Stored items
○ ○ ○ ○ ○

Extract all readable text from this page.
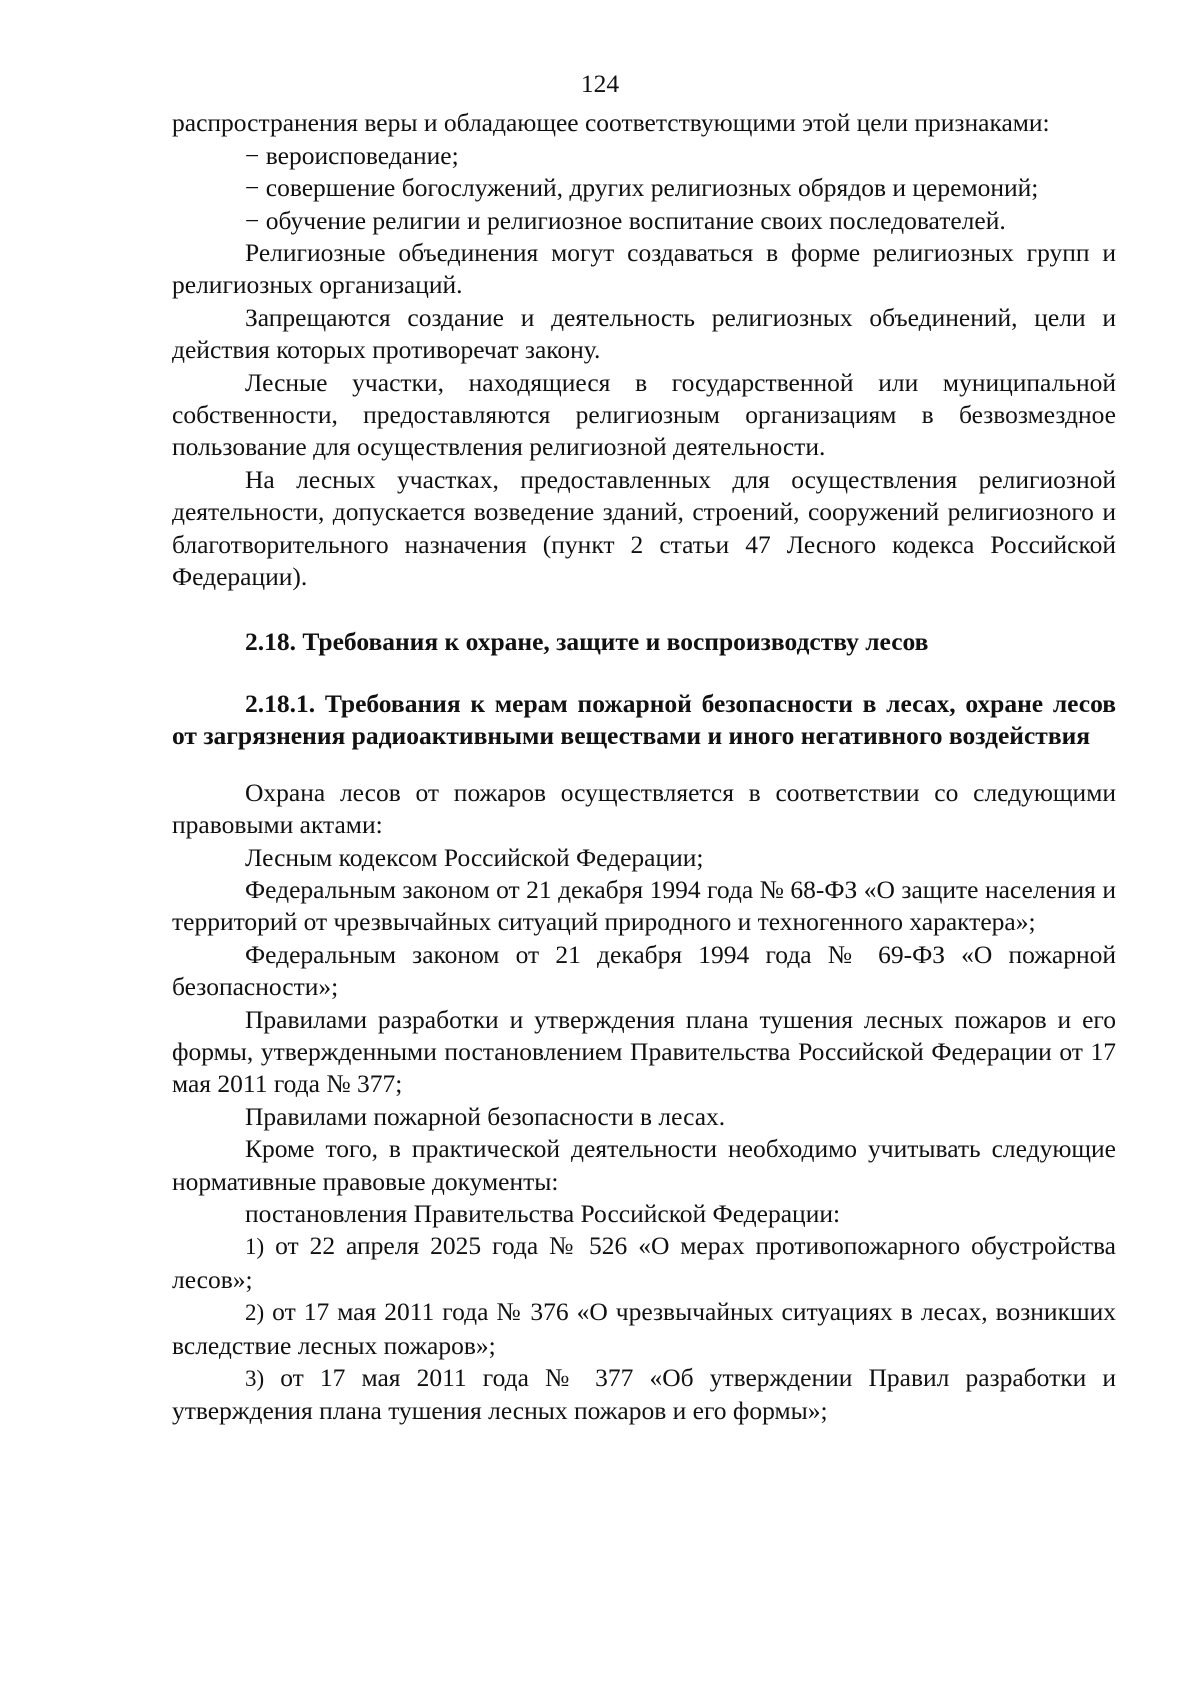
124

распространения веры и обладающее соответствующими этой цели признаками:

− вероисповедание;

− совершение богослужений, других религиозных обрядов и церемоний;

− обучение религии и религиозное воспитание своих последователей.

Религиозные объединения могут создаваться в форме религиозных групп и религиозных организаций.

Запрещаются создание и деятельность религиозных объединений, цели и действия которых противоречат закону.

Лесные участки, находящиеся в государственной или муниципальной собственности, предоставляются религиозным организациям в безвозмездное пользование для осуществления религиозной деятельности.

На лесных участках, предоставленных для осуществления религиозной деятельности, допускается возведение зданий, строений, сооружений религиозного и благотворительного назначения (пункт 2 статьи 47 Лесного кодекса Российской Федерации).

2.18. Требования к охране, защите и воспроизводству лесов

2.18.1. Требования к мерам пожарной безопасности в лесах, охране лесов от загрязнения радиоактивными веществами и иного негативного воздействия

Охрана лесов от пожаров осуществляется в соответствии со следующими правовыми актами:

Лесным кодексом Российской Федерации;

Федеральным законом от 21 декабря 1994 года № 68-ФЗ «О защите населения и территорий от чрезвычайных ситуаций природного и техногенного характера»;

Федеральным законом от 21 декабря 1994 года № 69-ФЗ «О пожарной безопасности»;

Правилами разработки и утверждения плана тушения лесных пожаров и его формы, утвержденными постановлением Правительства Российской Федерации от 17 мая 2011 года № 377;

Правилами пожарной безопасности в лесах.

Кроме того, в практической деятельности необходимо учитывать следующие нормативные правовые документы:

постановления Правительства Российской Федерации:

1) от 22 апреля 2025 года № 526 «О мерах противопожарного обустройства лесов»;

2) от 17 мая 2011 года № 376 «О чрезвычайных ситуациях в лесах, возникших вследствие лесных пожаров»;

3) от 17 мая 2011 года № 377 «Об утверждении Правил разработки и утверждения плана тушения лесных пожаров и его формы»;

○ ○ ○ ○ ○

== TASK GOAL ==
Without including the pictures, return each record above exactly as it stands.

== RIGHT ANSWER ==
Extract all readable text from this page.
124

распространения веры и обладающее соответствующими этой цели признаками:

− вероисповедание;

− совершение богослужений, других религиозных обрядов и церемоний;

− обучение религии и религиозное воспитание своих последователей.

Религиозные объединения могут создаваться в форме религиозных групп и религиозных организаций.

Запрещаются создание и деятельность религиозных объединений, цели и действия которых противоречат закону.

Лесные участки, находящиеся в государственной или муниципальной собственности, предоставляются религиозным организациям в безвозмездное пользование для осуществления религиозной деятельности.

На лесных участках, предоставленных для осуществления религиозной деятельности, допускается возведение зданий, строений, сооружений религиозного и благотворительного назначения (пункт 2 статьи 47 Лесного кодекса Российской Федерации).

2.18. Требования к охране, защите и воспроизводству лесов

2.18.1. Требования к мерам пожарной безопасности в лесах, охране лесов от загрязнения радиоактивными веществами и иного негативного воздействия

Охрана лесов от пожаров осуществляется в соответствии со следующими правовыми актами:

Лесным кодексом Российской Федерации;

Федеральным законом от 21 декабря 1994 года № 68-ФЗ «О защите населения и территорий от чрезвычайных ситуаций природного и техногенного характера»;

Федеральным законом от 21 декабря 1994 года № 69-ФЗ «О пожарной безопасности»;

Правилами разработки и утверждения плана тушения лесных пожаров и его формы, утвержденными постановлением Правительства Российской Федерации от 17 мая 2011 года № 377;

Правилами пожарной безопасности в лесах.

Кроме того, в практической деятельности необходимо учитывать следующие нормативные правовые документы:

постановления Правительства Российской Федерации:

1) от 22 апреля 2025 года № 526 «О мерах противопожарного обустройства лесов»;

2) от 17 мая 2011 года № 376 «О чрезвычайных ситуациях в лесах, возникших вследствие лесных пожаров»;

3) от 17 мая 2011 года № 377 «Об утверждении Правил разработки и утверждения плана тушения лесных пожаров и его формы»;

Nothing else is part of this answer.